Element box annotations:
##############################

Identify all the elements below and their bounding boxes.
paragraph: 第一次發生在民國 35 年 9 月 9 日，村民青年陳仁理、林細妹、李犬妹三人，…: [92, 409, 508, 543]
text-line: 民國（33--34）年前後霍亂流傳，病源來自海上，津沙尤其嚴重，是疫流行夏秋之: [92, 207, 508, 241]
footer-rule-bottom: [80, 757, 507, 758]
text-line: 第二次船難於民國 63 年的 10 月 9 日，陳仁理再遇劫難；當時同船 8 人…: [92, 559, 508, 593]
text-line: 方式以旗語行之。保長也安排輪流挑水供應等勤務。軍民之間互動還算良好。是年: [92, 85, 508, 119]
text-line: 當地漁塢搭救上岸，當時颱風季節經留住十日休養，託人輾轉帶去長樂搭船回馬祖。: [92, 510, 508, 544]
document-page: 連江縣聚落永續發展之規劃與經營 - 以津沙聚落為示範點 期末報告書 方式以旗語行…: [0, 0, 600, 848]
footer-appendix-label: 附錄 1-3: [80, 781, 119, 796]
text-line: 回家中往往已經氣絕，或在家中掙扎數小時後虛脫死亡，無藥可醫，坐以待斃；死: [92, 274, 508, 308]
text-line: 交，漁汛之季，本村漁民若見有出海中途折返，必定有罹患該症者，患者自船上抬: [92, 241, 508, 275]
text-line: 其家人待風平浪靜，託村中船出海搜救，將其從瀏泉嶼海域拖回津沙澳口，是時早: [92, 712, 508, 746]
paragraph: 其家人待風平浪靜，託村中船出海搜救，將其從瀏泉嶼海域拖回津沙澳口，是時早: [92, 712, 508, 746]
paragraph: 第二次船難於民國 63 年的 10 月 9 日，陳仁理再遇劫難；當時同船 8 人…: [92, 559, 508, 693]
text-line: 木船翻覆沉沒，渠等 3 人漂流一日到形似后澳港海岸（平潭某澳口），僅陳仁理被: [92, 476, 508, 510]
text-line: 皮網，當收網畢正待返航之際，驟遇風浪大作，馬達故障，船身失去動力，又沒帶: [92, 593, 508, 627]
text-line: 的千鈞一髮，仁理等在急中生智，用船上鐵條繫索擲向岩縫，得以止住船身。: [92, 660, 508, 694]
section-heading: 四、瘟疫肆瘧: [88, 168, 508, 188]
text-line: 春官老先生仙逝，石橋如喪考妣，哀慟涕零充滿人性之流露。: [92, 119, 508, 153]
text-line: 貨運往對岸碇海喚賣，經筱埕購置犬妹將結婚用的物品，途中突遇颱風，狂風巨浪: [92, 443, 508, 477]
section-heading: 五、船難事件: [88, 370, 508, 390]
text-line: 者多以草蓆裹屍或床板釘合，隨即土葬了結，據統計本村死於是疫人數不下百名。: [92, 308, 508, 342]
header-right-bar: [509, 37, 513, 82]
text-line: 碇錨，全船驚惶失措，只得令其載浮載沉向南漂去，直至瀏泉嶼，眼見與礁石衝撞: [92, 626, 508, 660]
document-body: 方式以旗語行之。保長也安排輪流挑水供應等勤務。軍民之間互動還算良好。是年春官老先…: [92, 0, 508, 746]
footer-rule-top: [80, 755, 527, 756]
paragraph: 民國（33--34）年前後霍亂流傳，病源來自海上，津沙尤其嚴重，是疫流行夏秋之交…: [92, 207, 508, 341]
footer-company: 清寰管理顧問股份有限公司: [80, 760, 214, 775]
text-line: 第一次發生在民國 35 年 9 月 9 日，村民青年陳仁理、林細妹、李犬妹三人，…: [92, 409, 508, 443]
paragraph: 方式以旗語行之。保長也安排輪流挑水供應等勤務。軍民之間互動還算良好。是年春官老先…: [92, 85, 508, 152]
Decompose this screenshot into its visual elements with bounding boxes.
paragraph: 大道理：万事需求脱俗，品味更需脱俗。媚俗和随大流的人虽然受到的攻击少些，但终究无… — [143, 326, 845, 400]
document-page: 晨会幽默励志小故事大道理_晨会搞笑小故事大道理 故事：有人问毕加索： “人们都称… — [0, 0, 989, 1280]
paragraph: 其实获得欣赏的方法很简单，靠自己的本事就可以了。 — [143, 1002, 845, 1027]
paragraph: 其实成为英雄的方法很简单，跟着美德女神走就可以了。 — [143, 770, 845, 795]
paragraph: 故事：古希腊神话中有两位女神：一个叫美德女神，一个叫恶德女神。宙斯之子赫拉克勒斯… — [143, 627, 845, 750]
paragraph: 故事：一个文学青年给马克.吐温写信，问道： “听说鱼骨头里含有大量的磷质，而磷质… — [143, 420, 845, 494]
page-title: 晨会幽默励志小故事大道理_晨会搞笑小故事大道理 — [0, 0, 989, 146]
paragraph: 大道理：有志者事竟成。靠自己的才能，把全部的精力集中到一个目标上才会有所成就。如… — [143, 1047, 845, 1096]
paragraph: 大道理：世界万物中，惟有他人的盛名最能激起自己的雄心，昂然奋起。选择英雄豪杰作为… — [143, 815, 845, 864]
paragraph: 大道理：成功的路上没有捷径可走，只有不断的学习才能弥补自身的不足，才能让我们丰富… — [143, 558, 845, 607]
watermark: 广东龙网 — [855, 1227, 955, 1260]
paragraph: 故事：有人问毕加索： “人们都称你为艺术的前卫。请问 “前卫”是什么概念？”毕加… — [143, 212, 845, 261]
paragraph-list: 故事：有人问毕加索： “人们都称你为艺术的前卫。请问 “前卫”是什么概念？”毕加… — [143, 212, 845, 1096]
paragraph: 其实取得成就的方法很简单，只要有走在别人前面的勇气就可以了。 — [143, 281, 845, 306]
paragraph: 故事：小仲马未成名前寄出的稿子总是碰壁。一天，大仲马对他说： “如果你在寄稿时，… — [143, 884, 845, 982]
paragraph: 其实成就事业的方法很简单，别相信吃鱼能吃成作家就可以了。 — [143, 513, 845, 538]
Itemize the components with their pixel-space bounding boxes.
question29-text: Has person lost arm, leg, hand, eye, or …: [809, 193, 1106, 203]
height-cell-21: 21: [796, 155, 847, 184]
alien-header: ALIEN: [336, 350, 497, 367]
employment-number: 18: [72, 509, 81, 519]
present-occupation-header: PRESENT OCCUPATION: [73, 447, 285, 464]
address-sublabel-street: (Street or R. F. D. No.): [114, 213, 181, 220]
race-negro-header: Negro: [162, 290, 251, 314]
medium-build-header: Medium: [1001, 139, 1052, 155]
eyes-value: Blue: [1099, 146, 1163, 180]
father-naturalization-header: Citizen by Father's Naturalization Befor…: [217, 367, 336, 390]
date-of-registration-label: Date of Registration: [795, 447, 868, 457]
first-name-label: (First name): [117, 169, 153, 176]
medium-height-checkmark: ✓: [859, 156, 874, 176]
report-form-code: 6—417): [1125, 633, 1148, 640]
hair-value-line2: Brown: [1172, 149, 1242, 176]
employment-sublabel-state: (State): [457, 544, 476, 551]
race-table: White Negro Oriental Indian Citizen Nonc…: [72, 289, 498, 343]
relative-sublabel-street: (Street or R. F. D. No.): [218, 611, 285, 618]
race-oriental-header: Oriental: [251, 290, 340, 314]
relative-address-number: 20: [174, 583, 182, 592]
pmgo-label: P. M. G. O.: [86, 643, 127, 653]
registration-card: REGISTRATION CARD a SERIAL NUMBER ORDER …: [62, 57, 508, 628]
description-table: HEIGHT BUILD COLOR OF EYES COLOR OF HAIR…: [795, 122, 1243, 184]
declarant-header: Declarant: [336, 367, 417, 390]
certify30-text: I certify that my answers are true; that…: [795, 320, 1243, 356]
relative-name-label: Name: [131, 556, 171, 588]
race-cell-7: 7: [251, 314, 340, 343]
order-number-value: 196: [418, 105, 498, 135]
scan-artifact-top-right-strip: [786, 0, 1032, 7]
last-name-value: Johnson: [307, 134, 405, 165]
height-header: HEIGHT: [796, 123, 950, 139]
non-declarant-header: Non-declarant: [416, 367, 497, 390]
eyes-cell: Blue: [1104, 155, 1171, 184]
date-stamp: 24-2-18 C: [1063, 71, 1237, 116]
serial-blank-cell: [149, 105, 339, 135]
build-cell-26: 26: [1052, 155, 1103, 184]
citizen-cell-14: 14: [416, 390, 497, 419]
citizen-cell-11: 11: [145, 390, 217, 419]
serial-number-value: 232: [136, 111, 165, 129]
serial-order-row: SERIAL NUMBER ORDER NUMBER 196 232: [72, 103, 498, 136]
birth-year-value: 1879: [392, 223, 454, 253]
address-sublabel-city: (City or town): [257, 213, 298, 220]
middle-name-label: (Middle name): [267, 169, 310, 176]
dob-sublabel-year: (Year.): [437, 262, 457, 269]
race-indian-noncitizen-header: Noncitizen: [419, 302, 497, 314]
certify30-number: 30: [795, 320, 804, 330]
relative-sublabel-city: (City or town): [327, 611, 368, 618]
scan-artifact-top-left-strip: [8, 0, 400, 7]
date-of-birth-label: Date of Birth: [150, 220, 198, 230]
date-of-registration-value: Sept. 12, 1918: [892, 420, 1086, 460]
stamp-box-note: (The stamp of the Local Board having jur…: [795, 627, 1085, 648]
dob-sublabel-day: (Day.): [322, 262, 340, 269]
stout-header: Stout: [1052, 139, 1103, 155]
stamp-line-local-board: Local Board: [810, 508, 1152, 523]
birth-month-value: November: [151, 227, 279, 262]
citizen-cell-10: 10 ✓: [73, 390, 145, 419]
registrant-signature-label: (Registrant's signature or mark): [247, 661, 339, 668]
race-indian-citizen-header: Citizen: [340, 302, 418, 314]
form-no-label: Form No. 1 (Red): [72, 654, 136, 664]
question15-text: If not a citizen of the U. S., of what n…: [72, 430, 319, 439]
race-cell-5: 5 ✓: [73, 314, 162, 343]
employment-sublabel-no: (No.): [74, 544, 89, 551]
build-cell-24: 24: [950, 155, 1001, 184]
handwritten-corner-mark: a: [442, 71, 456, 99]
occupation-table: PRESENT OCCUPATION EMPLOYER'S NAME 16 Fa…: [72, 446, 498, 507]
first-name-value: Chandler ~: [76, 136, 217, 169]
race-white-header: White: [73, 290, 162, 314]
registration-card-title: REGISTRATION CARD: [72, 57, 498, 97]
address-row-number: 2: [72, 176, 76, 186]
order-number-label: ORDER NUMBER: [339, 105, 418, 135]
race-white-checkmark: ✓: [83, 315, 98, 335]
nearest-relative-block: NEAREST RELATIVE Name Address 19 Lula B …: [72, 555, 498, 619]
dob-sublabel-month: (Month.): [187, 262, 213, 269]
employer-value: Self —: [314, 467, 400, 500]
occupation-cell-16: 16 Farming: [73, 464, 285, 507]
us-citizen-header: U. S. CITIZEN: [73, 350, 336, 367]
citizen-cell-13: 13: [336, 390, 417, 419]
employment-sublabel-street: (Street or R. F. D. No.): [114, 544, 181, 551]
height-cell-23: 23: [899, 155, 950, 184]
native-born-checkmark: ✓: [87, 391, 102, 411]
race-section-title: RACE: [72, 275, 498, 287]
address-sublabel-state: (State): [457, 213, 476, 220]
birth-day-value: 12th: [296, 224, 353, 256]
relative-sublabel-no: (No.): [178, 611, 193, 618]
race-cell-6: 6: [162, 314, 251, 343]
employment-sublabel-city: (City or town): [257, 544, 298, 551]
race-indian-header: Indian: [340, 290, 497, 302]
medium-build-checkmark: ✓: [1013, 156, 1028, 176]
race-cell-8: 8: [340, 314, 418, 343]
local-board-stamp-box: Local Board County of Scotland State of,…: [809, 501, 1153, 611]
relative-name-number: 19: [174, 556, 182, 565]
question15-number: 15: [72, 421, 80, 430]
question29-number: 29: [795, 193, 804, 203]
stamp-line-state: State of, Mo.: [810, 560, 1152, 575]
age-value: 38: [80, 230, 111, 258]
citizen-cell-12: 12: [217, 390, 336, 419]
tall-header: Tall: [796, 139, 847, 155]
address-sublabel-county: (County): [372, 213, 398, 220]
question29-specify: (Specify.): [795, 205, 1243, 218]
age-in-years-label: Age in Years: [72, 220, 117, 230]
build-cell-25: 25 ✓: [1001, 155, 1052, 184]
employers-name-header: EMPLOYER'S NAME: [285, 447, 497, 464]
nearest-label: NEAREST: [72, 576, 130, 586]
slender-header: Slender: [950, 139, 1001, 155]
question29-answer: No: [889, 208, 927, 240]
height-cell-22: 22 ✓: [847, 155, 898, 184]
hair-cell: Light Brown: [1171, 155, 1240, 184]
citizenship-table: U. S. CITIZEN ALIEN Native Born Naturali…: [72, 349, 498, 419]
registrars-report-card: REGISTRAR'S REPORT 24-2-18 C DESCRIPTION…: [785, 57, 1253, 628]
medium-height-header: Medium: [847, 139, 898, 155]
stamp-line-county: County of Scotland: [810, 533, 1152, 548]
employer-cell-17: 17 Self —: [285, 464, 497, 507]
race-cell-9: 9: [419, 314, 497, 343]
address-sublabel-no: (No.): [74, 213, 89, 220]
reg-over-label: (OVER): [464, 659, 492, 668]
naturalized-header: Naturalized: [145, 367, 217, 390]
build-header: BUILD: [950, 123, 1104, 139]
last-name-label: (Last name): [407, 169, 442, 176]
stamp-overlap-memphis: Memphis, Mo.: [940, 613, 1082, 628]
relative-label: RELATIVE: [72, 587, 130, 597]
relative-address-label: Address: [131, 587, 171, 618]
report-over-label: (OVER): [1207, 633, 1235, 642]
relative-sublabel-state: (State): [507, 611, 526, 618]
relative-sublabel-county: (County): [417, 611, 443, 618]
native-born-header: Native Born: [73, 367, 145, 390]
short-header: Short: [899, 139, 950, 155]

##############################

— What to do —
Rewrite the rows from the beginning through the line containing "207, 508, 341]", swapping each occurrence of "text-line" for "line". Keep every other character the same.

— Task solution —
Identify all the elements below and their bounding boxes.
paragraph: 第一次發生在民國 35 年 9 月 9 日，村民青年陳仁理、林細妹、李犬妹三人，…: [92, 409, 508, 543]
line: 民國（33--34）年前後霍亂流傳，病源來自海上，津沙尤其嚴重，是疫流行夏秋之: [92, 207, 508, 241]
footer-rule-bottom: [80, 757, 507, 758]
line: 第二次船難於民國 63 年的 10 月 9 日，陳仁理再遇劫難；當時同船 8 人…: [92, 559, 508, 593]
line: 方式以旗語行之。保長也安排輪流挑水供應等勤務。軍民之間互動還算良好。是年: [92, 85, 508, 119]
line: 當地漁塢搭救上岸，當時颱風季節經留住十日休養，託人輾轉帶去長樂搭船回馬祖。: [92, 510, 508, 544]
document-page: 連江縣聚落永續發展之規劃與經營 - 以津沙聚落為示範點 期末報告書 方式以旗語行…: [0, 0, 600, 848]
footer-appendix-label: 附錄 1-3: [80, 781, 119, 796]
line: 回家中往往已經氣絕，或在家中掙扎數小時後虛脫死亡，無藥可醫，坐以待斃；死: [92, 274, 508, 308]
line: 交，漁汛之季，本村漁民若見有出海中途折返，必定有罹患該症者，患者自船上抬: [92, 241, 508, 275]
line: 其家人待風平浪靜，託村中船出海搜救，將其從瀏泉嶼海域拖回津沙澳口，是時早: [92, 712, 508, 746]
paragraph: 其家人待風平浪靜，託村中船出海搜救，將其從瀏泉嶼海域拖回津沙澳口，是時早: [92, 712, 508, 746]
paragraph: 第二次船難於民國 63 年的 10 月 9 日，陳仁理再遇劫難；當時同船 8 人…: [92, 559, 508, 693]
line: 木船翻覆沉沒，渠等 3 人漂流一日到形似后澳港海岸（平潭某澳口），僅陳仁理被: [92, 476, 508, 510]
line: 皮網，當收網畢正待返航之際，驟遇風浪大作，馬達故障，船身失去動力，又沒帶: [92, 593, 508, 627]
line: 的千鈞一髮，仁理等在急中生智，用船上鐵條繫索擲向岩縫，得以止住船身。: [92, 660, 508, 694]
section-heading: 四、瘟疫肆瘧: [88, 168, 508, 188]
line: 春官老先生仙逝，石橋如喪考妣，哀慟涕零充滿人性之流露。: [92, 119, 508, 153]
line: 貨運往對岸碇海喚賣，經筱埕購置犬妹將結婚用的物品，途中突遇颱風，狂風巨浪: [92, 443, 508, 477]
section-heading: 五、船難事件: [88, 370, 508, 390]
line: 者多以草蓆裹屍或床板釘合，隨即土葬了結，據統計本村死於是疫人數不下百名。: [92, 308, 508, 342]
header-right-bar: [509, 37, 513, 82]
line: 碇錨，全船驚惶失措，只得令其載浮載沉向南漂去，直至瀏泉嶼，眼見與礁石衝撞: [92, 626, 508, 660]
document-body: 方式以旗語行之。保長也安排輪流挑水供應等勤務。軍民之間互動還算良好。是年春官老先…: [92, 0, 508, 746]
footer-rule-top: [80, 755, 527, 756]
paragraph: 民國（33--34）年前後霍亂流傳，病源來自海上，津沙尤其嚴重，是疫流行夏秋之交…: [92, 207, 508, 341]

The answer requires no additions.